[START]

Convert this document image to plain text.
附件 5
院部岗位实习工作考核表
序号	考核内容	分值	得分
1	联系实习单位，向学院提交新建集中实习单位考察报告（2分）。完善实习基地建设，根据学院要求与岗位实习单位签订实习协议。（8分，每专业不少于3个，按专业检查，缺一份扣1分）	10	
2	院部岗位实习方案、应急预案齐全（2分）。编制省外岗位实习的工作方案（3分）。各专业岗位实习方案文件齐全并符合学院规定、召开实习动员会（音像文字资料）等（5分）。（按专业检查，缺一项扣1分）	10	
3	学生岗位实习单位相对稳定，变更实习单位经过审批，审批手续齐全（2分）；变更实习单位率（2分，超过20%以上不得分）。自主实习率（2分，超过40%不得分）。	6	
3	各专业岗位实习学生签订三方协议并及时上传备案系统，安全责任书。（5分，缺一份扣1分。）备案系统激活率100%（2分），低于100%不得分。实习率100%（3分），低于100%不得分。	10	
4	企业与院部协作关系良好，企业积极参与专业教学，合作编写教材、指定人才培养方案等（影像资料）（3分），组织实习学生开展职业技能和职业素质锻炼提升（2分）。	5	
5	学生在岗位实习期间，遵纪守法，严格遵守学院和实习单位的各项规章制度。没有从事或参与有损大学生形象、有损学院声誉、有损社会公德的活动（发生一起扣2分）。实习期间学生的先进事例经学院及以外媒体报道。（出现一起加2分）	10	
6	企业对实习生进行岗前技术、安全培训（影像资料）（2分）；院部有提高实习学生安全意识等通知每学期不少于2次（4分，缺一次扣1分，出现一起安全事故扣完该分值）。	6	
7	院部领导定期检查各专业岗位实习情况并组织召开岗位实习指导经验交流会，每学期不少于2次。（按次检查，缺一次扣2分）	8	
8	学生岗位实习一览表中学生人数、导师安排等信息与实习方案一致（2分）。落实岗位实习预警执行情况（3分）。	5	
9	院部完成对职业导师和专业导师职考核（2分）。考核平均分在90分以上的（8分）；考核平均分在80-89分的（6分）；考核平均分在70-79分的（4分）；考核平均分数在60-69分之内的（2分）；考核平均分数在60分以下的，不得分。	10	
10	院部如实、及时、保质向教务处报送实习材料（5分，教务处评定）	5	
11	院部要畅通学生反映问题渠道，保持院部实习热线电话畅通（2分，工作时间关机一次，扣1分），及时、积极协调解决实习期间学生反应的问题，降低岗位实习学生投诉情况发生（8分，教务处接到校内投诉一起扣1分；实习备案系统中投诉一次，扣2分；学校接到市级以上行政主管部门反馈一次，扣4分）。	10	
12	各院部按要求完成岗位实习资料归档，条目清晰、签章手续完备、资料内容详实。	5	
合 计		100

[END]

Output the entries exactly.

▸ Reply:
Convert this document image to plain text.
附件 5
院部岗位实习工作考核表
序号	考核内容	分值	得分
1	联系实习单位，向学院提交新建集中实习单位考察报告（2分）。完善实习基地建设，根据学院要求与岗位实习单位签订实习协议。（8分，每专业不少于3个，按专业检查，缺一份扣1分）	10	
2	院部岗位实习方案、应急预案齐全（2分）。编制省外岗位实习的工作方案（3分）。各专业岗位实习方案文件齐全并符合学院规定、召开实习动员会（音像文字资料）等（5分）。（按专业检查，缺一项扣1分）	10	
3	学生岗位实习单位相对稳定，变更实习单位经过审批，审批手续齐全（2分）；变更实习单位率（2分，超过20%以上不得分）。自主实习率（2分，超过40%不得分）。	6	
3	各专业岗位实习学生签订三方协议并及时上传备案系统，安全责任书。（5分，缺一份扣1分。）备案系统激活率100%（2分），低于100%不得分。实习率100%（3分），低于100%不得分。	10	
4	企业与院部协作关系良好，企业积极参与专业教学，合作编写教材、指定人才培养方案等（影像资料）（3分），组织实习学生开展职业技能和职业素质锻炼提升（2分）。	5	
5	学生在岗位实习期间，遵纪守法，严格遵守学院和实习单位的各项规章制度。没有从事或参与有损大学生形象、有损学院声誉、有损社会公德的活动（发生一起扣2分）。实习期间学生的先进事例经学院及以外媒体报道。（出现一起加2分）	10	
6	企业对实习生进行岗前技术、安全培训（影像资料）（2分）；院部有提高实习学生安全意识等通知每学期不少于2次（4分，缺一次扣1分，出现一起安全事故扣完该分值）。	6	
7	院部领导定期检查各专业岗位实习情况并组织召开岗位实习指导经验交流会，每学期不少于2次。（按次检查，缺一次扣2分）	8	
8	学生岗位实习一览表中学生人数、导师安排等信息与实习方案一致（2分）。落实岗位实习预警执行情况（3分）。	5	
9	院部完成对职业导师和专业导师职考核（2分）。考核平均分在90分以上的（8分）；考核平均分在80-89分的（6分）；考核平均分在70-79分的（4分）；考核平均分数在60-69分之内的（2分）；考核平均分数在60分以下的，不得分。	10	
10	院部如实、及时、保质向教务处报送实习材料（5分，教务处评定）	5	
11	院部要畅通学生反映问题渠道，保持院部实习热线电话畅通（2分，工作时间关机一次，扣1分），及时、积极协调解决实习期间学生反应的问题，降低岗位实习学生投诉情况发生（8分，教务处接到校内投诉一起扣1分；实习备案系统中投诉一次，扣2分；学校接到市级以上行政主管部门反馈一次，扣4分）。	10	
12	各院部按要求完成岗位实习资料归档，条目清晰、签章手续完备、资料内容详实。	5	
合 计		100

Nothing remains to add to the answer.